Stored records

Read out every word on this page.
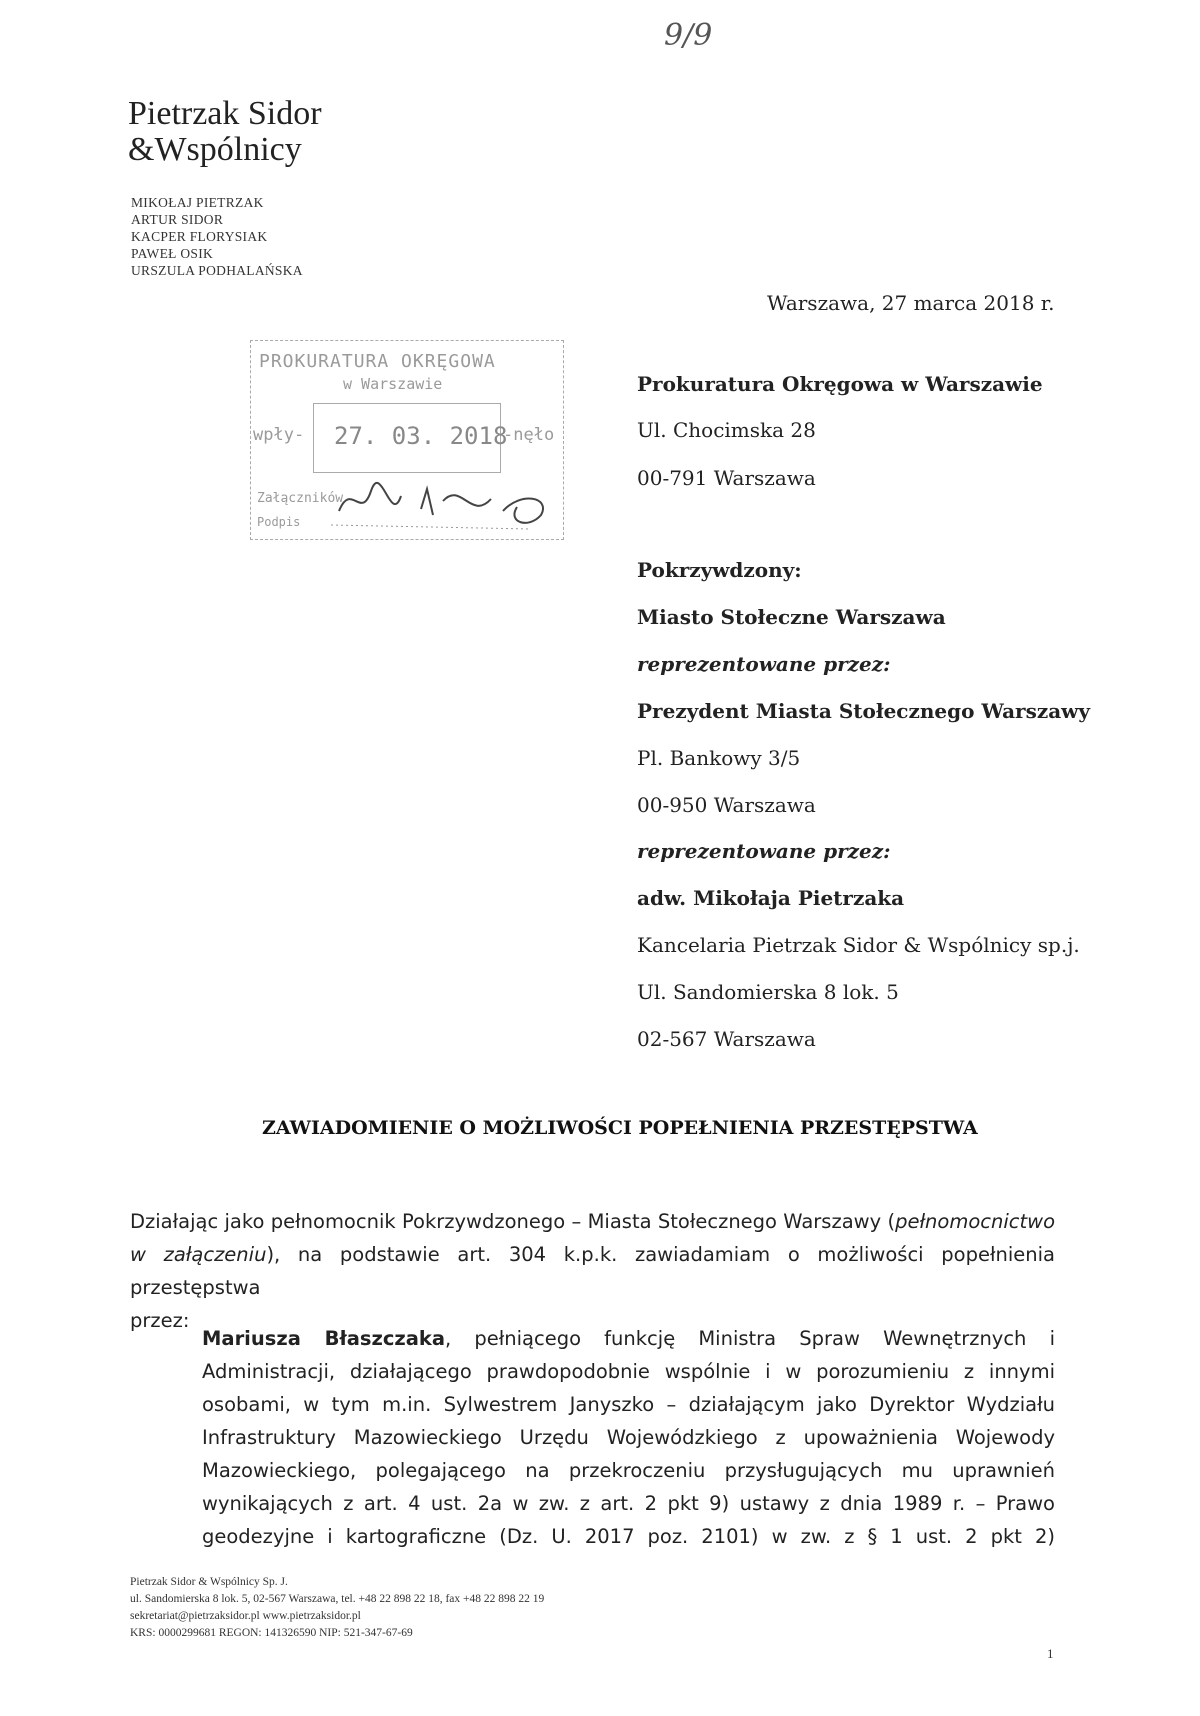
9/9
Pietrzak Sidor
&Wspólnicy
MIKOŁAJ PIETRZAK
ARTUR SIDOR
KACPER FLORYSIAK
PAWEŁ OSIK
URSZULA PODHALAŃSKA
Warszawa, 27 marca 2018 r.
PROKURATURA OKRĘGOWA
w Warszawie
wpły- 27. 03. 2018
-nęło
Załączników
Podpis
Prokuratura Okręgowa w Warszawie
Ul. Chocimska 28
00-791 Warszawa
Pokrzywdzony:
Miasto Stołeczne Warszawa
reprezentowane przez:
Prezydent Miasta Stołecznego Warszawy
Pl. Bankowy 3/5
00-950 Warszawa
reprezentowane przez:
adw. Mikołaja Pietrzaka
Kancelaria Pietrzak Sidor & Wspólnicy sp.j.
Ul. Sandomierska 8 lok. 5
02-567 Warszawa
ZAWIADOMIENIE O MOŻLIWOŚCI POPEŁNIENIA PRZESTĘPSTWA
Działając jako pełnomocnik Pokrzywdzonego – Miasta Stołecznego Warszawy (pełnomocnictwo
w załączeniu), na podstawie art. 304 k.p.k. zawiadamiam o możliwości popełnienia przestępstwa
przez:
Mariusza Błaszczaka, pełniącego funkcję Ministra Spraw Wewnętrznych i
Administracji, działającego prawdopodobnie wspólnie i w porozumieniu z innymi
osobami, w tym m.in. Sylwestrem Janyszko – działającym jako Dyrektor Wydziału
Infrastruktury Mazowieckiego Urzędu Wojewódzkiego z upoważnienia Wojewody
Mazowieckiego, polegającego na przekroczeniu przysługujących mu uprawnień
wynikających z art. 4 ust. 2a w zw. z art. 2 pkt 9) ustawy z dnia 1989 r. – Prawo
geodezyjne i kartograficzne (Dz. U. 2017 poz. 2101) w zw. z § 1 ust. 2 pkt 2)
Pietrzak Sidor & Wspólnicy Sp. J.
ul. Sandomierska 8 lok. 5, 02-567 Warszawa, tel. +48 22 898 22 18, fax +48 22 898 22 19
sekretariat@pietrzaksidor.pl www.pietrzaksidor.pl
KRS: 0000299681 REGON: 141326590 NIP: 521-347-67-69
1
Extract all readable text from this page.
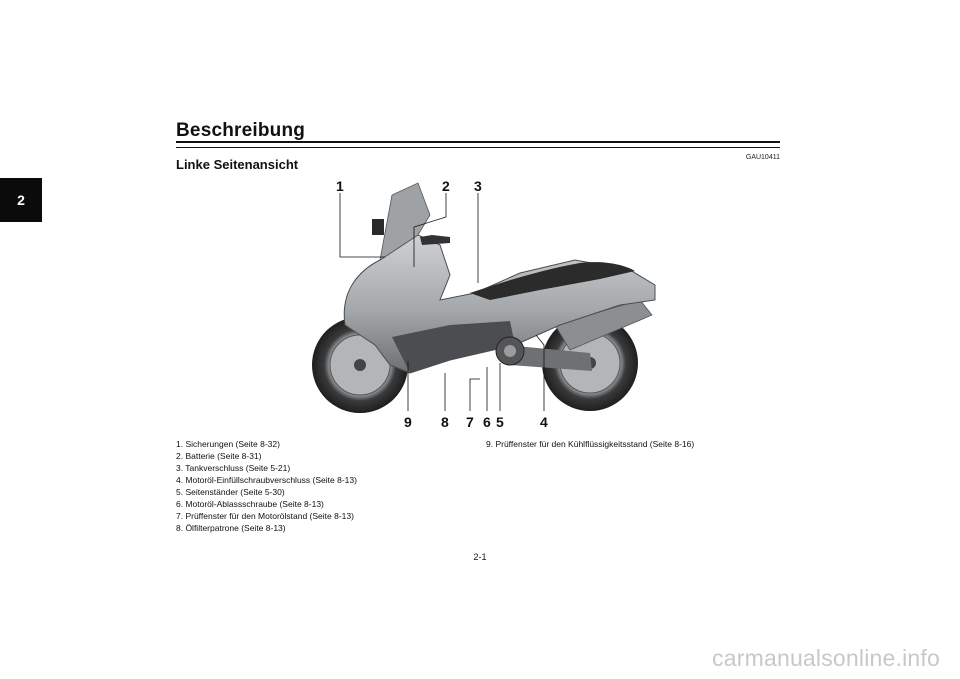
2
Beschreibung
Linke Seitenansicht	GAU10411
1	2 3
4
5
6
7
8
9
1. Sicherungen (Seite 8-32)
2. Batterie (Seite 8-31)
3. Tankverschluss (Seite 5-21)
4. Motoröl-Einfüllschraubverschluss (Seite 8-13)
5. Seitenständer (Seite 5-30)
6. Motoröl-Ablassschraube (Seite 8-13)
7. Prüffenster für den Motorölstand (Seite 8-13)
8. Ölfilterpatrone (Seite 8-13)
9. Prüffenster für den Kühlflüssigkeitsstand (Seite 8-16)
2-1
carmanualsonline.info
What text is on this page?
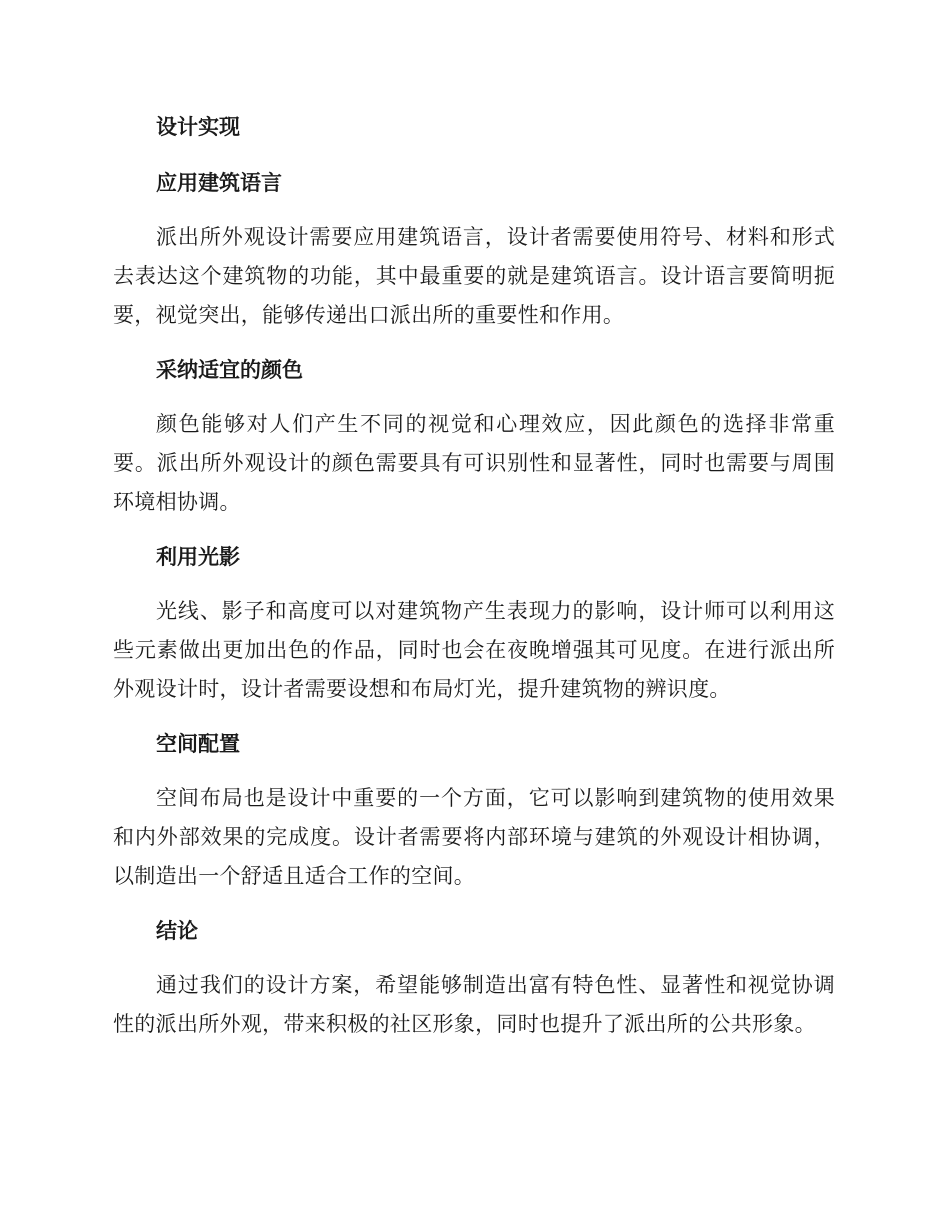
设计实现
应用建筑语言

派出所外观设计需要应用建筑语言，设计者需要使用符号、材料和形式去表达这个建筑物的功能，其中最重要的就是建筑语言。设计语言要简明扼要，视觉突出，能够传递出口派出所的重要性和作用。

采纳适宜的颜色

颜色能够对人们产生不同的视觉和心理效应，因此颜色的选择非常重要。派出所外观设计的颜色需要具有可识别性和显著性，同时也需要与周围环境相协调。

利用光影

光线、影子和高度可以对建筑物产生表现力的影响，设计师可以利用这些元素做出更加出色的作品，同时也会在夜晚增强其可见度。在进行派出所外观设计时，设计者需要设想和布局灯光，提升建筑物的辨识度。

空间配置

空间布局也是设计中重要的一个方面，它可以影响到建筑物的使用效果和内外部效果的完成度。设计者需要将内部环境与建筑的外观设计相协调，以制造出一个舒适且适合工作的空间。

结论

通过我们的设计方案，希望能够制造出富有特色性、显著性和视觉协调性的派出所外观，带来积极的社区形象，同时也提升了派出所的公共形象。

→ Work instructions: Collect the lines of the data that carry the word "Warszawie".

→ Solution to this problem:
w Warszawie
Prokuratura Okręgowa w Warszawie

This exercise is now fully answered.